(Dataset records)
<<<<

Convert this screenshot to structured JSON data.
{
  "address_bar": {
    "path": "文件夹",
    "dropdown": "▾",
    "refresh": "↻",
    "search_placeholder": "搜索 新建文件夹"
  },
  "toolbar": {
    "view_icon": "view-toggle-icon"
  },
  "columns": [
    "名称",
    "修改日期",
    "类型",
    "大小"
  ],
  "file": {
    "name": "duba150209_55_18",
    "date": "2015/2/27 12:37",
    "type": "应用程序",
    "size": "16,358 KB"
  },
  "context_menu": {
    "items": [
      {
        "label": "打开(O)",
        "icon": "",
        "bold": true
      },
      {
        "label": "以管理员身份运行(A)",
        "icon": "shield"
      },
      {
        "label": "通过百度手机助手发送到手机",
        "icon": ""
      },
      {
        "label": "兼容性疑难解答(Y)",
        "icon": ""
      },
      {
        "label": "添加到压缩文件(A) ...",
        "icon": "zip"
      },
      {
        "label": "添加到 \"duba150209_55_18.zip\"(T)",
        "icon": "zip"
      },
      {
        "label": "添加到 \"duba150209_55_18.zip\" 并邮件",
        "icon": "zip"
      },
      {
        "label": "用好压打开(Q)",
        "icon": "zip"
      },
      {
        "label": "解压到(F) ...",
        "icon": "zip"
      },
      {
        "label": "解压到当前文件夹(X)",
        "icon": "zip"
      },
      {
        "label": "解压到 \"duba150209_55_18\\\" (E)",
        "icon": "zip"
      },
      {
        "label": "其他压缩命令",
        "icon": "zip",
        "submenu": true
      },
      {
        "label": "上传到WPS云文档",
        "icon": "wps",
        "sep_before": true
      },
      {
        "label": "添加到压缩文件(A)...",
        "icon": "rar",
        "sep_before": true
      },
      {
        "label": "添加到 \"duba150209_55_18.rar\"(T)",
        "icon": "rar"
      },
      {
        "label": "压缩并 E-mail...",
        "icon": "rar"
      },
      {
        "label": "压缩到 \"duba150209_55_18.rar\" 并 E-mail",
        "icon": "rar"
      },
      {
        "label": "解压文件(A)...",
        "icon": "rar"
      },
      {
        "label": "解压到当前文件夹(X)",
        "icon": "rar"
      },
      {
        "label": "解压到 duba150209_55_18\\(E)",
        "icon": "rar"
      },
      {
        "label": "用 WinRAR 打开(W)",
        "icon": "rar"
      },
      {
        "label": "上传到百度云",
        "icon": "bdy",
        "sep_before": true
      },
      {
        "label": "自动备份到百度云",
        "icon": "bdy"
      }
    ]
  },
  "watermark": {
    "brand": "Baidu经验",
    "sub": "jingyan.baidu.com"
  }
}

>>>>

→ Task brief
Transcribe every entry exactly, omitting nothing.

→ Solved exercise
Convert this screenshot to structured JSON data.
{
  "address_bar": {
    "path": "文件夹",
    "dropdown": "▾",
    "refresh": "↻",
    "search_placeholder": "搜索 新建文件夹"
  },
  "toolbar": {
    "view_icon": "view-toggle-icon"
  },
  "columns": [
    "名称",
    "修改日期",
    "类型",
    "大小"
  ],
  "file": {
    "name": "duba150209_55_18",
    "date": "2015/2/27 12:37",
    "type": "应用程序",
    "size": "16,358 KB"
  },
  "context_menu": {
    "items": [
      {
        "label": "打开(O)",
        "icon": "",
        "bold": true
      },
      {
        "label": "以管理员身份运行(A)",
        "icon": "shield"
      },
      {
        "label": "通过百度手机助手发送到手机",
        "icon": ""
      },
      {
        "label": "兼容性疑难解答(Y)",
        "icon": ""
      },
      {
        "label": "添加到压缩文件(A) ...",
        "icon": "zip"
      },
      {
        "label": "添加到 \"duba150209_55_18.zip\"(T)",
        "icon": "zip"
      },
      {
        "label": "添加到 \"duba150209_55_18.zip\" 并邮件",
        "icon": "zip"
      },
      {
        "label": "用好压打开(Q)",
        "icon": "zip"
      },
      {
        "label": "解压到(F) ...",
        "icon": "zip"
      },
      {
        "label": "解压到当前文件夹(X)",
        "icon": "zip"
      },
      {
        "label": "解压到 \"duba150209_55_18\\\" (E)",
        "icon": "zip"
      },
      {
        "label": "其他压缩命令",
        "icon": "zip",
        "submenu": true
      },
      {
        "label": "上传到WPS云文档",
        "icon": "wps",
        "sep_before": true
      },
      {
        "label": "添加到压缩文件(A)...",
        "icon": "rar",
        "sep_before": true
      },
      {
        "label": "添加到 \"duba150209_55_18.rar\"(T)",
        "icon": "rar"
      },
      {
        "label": "压缩并 E-mail...",
        "icon": "rar"
      },
      {
        "label": "压缩到 \"duba150209_55_18.rar\" 并 E-mail",
        "icon": "rar"
      },
      {
        "label": "解压文件(A)...",
        "icon": "rar"
      },
      {
        "label": "解压到当前文件夹(X)",
        "icon": "rar"
      },
      {
        "label": "解压到 duba150209_55_18\\(E)",
        "icon": "rar"
      },
      {
        "label": "用 WinRAR 打开(W)",
        "icon": "rar"
      },
      {
        "label": "上传到百度云",
        "icon": "bdy",
        "sep_before": true
      },
      {
        "label": "自动备份到百度云",
        "icon": "bdy"
      }
    ]
  },
  "watermark": {
    "brand": "Baidu经验",
    "sub": "jingyan.baidu.com"
  }
}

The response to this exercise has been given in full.